- _Task material_:
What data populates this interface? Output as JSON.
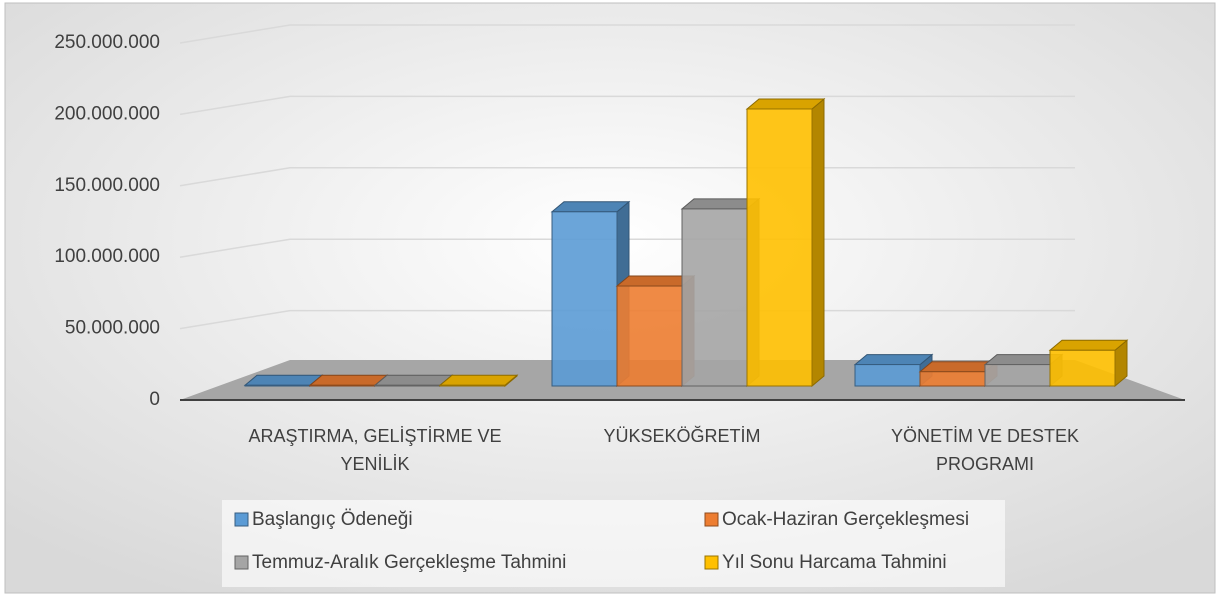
{
  "chart_data": {
    "type": "bar3d",
    "categories": [
      "ARAŞTIRMA, GELİŞTİRME VE YENİLİK",
      "YÜKSEKÖĞRETİM",
      "YÖNETİM VE DESTEK PROGRAMI"
    ],
    "series": [
      {
        "name": "Başlangıç Ödeneği",
        "color": "#5b9bd5",
        "values": [
          500000,
          122000000,
          15000000
        ]
      },
      {
        "name": "Ocak-Haziran Gerçekleşmesi",
        "color": "#ed7d31",
        "values": [
          500000,
          70000000,
          10000000
        ]
      },
      {
        "name": "Temmuz-Aralık Gerçekleşme Tahmini",
        "color": "#a5a5a5",
        "values": [
          500000,
          124000000,
          15000000
        ]
      },
      {
        "name": "Yıl Sonu Harcama Tahmini",
        "color": "#ffc000",
        "values": [
          500000,
          194000000,
          25000000
        ]
      }
    ],
    "ylim": [
      0,
      250000000
    ],
    "yticks": [
      0,
      {
        "value": 50000000,
        "label": "50.000.000"
      },
      {
        "value": 100000000,
        "label": "100.000.000"
      },
      {
        "value": 150000000,
        "label": "150.000.000"
      },
      {
        "value": 200000000,
        "label": "200.000.000"
      },
      {
        "value": 250000000,
        "label": "250.000.000"
      }
    ],
    "grid": true
  }
}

- _What is needed_: Restate the entire listing word for word, excluding pictures.

- _Written answer_:
What data populates this interface? Output as JSON.
{
  "chart_data": {
    "type": "bar3d",
    "categories": [
      "ARAŞTIRMA, GELİŞTİRME VE YENİLİK",
      "YÜKSEKÖĞRETİM",
      "YÖNETİM VE DESTEK PROGRAMI"
    ],
    "series": [
      {
        "name": "Başlangıç Ödeneği",
        "color": "#5b9bd5",
        "values": [
          500000,
          122000000,
          15000000
        ]
      },
      {
        "name": "Ocak-Haziran Gerçekleşmesi",
        "color": "#ed7d31",
        "values": [
          500000,
          70000000,
          10000000
        ]
      },
      {
        "name": "Temmuz-Aralık Gerçekleşme Tahmini",
        "color": "#a5a5a5",
        "values": [
          500000,
          124000000,
          15000000
        ]
      },
      {
        "name": "Yıl Sonu Harcama Tahmini",
        "color": "#ffc000",
        "values": [
          500000,
          194000000,
          25000000
        ]
      }
    ],
    "ylim": [
      0,
      250000000
    ],
    "yticks": [
      0,
      {
        "value": 50000000,
        "label": "50.000.000"
      },
      {
        "value": 100000000,
        "label": "100.000.000"
      },
      {
        "value": 150000000,
        "label": "150.000.000"
      },
      {
        "value": 200000000,
        "label": "200.000.000"
      },
      {
        "value": 250000000,
        "label": "250.000.000"
      }
    ],
    "grid": true
  }
}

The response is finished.